++++ RECORD LIST ++++
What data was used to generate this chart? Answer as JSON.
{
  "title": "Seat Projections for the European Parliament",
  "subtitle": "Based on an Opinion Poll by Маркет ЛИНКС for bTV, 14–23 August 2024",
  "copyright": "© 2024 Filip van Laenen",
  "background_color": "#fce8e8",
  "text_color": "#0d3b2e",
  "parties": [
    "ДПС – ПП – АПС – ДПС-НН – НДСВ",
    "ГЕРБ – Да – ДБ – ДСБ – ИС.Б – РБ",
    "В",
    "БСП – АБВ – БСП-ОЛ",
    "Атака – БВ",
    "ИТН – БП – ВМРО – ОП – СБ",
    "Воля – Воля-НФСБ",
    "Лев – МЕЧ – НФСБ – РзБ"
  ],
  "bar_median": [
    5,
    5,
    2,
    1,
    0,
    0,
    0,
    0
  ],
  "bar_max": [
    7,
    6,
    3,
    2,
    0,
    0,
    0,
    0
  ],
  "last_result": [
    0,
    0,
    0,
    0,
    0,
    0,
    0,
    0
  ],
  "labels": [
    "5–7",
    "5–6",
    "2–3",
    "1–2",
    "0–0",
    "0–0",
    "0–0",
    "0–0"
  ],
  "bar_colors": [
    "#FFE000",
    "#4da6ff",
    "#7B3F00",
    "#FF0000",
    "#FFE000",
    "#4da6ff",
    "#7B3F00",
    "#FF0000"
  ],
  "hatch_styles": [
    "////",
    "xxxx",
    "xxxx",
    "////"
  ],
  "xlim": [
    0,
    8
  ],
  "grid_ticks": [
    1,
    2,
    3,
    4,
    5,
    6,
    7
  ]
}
++++
→ GIVEN INSTRUCTION
Transcribe every record above exactly as it appears.

→ REPLY
What data was used to generate this chart? Answer as JSON.
{
  "title": "Seat Projections for the European Parliament",
  "subtitle": "Based on an Opinion Poll by Маркет ЛИНКС for bTV, 14–23 August 2024",
  "copyright": "© 2024 Filip van Laenen",
  "background_color": "#fce8e8",
  "text_color": "#0d3b2e",
  "parties": [
    "ДПС – ПП – АПС – ДПС-НН – НДСВ",
    "ГЕРБ – Да – ДБ – ДСБ – ИС.Б – РБ",
    "В",
    "БСП – АБВ – БСП-ОЛ",
    "Атака – БВ",
    "ИТН – БП – ВМРО – ОП – СБ",
    "Воля – Воля-НФСБ",
    "Лев – МЕЧ – НФСБ – РзБ"
  ],
  "bar_median": [
    5,
    5,
    2,
    1,
    0,
    0,
    0,
    0
  ],
  "bar_max": [
    7,
    6,
    3,
    2,
    0,
    0,
    0,
    0
  ],
  "last_result": [
    0,
    0,
    0,
    0,
    0,
    0,
    0,
    0
  ],
  "labels": [
    "5–7",
    "5–6",
    "2–3",
    "1–2",
    "0–0",
    "0–0",
    "0–0",
    "0–0"
  ],
  "bar_colors": [
    "#FFE000",
    "#4da6ff",
    "#7B3F00",
    "#FF0000",
    "#FFE000",
    "#4da6ff",
    "#7B3F00",
    "#FF0000"
  ],
  "hatch_styles": [
    "////",
    "xxxx",
    "xxxx",
    "////"
  ],
  "xlim": [
    0,
    8
  ],
  "grid_ticks": [
    1,
    2,
    3,
    4,
    5,
    6,
    7
  ]
}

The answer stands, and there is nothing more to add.